- JOB:
Lines that include the word "america" are the ones to copy.

######

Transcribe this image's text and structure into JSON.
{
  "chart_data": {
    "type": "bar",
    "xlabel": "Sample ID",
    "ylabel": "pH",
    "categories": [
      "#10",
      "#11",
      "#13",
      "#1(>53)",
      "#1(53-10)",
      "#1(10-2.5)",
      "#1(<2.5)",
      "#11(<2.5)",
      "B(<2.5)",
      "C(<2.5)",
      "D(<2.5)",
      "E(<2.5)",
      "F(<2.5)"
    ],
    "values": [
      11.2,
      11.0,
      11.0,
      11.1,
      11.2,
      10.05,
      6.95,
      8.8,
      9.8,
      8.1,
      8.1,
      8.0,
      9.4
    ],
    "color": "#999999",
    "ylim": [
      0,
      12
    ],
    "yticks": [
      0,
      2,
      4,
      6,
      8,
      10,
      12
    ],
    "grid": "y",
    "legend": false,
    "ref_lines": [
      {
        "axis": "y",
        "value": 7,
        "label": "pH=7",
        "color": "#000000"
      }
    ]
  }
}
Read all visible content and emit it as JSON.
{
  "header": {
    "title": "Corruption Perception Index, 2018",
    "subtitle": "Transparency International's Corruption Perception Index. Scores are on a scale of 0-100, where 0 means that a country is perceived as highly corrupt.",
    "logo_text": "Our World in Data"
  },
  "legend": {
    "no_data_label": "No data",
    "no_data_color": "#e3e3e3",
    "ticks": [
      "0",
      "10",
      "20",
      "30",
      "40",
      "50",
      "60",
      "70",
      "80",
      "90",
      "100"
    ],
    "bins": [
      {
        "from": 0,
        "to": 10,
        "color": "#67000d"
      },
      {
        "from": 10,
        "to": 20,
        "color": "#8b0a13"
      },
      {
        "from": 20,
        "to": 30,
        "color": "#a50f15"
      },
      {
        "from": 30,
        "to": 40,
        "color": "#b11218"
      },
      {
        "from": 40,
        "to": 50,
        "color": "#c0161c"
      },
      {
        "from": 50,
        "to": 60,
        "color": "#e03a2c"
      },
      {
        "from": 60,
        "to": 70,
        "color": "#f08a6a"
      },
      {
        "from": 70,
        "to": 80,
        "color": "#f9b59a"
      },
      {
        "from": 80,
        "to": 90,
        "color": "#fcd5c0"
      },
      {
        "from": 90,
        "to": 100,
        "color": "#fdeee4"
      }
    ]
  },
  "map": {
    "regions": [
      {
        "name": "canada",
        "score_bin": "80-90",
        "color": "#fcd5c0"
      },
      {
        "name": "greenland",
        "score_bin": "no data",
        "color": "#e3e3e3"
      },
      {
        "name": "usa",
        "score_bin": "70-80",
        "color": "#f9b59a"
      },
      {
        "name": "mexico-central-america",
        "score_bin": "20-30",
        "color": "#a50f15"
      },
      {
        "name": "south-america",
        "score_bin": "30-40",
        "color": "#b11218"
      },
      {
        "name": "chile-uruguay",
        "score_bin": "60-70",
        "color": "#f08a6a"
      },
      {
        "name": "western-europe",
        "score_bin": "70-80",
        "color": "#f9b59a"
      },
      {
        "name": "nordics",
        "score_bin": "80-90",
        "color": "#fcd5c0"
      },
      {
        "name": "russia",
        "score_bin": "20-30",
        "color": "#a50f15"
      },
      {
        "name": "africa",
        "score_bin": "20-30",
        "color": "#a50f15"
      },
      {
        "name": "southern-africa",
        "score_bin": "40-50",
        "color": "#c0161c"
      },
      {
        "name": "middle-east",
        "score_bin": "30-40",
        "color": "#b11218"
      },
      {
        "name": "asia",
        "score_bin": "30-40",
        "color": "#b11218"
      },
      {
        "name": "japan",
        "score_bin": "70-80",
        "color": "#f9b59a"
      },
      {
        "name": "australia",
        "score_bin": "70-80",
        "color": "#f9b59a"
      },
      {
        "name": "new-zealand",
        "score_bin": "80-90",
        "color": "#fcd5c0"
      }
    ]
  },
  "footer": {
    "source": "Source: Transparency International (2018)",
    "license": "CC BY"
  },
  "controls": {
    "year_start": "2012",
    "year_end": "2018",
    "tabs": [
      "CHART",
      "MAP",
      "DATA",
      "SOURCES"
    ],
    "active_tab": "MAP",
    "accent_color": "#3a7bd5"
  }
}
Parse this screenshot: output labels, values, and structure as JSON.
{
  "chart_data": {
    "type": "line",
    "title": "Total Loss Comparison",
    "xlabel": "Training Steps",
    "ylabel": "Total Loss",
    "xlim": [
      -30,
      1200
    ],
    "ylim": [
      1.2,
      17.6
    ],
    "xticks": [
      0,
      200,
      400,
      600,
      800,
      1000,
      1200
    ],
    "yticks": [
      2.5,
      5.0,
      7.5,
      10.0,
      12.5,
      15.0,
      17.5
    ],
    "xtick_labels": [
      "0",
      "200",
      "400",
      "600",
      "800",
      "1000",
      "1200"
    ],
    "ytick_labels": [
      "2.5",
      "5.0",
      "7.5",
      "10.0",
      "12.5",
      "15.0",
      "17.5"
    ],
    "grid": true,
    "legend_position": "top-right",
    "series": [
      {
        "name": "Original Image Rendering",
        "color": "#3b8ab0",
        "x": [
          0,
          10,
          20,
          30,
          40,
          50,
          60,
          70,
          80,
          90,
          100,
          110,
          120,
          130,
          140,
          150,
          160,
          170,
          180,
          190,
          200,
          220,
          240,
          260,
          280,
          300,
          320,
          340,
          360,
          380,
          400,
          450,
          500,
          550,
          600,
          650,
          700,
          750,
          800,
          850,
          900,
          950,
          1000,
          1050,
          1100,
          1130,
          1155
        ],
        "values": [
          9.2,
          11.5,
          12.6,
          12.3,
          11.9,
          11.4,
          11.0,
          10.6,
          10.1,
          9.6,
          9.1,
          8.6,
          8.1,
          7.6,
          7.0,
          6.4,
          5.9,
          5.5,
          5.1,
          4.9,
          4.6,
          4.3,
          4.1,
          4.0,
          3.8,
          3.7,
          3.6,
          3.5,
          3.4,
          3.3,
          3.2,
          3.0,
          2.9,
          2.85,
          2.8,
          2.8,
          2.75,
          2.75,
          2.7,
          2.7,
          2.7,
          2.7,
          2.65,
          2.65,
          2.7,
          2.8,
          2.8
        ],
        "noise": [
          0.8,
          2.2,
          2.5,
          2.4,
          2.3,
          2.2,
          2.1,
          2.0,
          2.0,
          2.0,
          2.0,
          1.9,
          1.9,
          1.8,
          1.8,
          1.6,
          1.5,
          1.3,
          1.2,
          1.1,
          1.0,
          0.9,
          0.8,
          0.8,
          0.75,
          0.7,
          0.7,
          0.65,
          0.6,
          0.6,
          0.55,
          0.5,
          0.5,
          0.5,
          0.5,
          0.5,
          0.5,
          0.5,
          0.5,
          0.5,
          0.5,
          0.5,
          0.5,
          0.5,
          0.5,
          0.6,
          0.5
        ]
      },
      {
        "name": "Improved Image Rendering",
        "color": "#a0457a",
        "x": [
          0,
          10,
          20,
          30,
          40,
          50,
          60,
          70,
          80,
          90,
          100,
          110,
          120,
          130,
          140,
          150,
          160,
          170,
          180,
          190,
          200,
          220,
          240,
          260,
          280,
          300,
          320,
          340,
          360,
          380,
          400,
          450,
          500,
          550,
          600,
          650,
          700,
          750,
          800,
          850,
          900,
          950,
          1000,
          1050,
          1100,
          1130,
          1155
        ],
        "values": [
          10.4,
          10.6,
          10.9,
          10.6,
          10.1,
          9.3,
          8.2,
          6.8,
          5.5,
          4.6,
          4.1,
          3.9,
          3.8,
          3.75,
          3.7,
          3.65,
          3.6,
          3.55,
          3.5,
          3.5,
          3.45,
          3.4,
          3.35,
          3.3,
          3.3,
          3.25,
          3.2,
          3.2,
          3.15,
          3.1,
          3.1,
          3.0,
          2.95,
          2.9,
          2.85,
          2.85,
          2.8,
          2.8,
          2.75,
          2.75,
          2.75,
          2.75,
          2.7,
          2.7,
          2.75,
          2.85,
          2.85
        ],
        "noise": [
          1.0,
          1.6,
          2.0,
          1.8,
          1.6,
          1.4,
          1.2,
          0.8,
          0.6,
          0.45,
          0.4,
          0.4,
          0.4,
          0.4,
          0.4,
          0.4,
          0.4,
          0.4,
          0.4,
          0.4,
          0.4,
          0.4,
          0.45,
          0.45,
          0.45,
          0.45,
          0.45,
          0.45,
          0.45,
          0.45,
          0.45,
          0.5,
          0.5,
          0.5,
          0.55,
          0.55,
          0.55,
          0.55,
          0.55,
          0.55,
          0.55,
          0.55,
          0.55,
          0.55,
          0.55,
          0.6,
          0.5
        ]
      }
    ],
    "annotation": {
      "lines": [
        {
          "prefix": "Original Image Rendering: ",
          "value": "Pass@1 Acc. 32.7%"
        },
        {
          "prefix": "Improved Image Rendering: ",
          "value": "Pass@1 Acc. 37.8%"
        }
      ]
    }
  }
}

######

- RESPONSE TO THE TASK:
        "name": "mexico-central-america",
        "name": "south-america",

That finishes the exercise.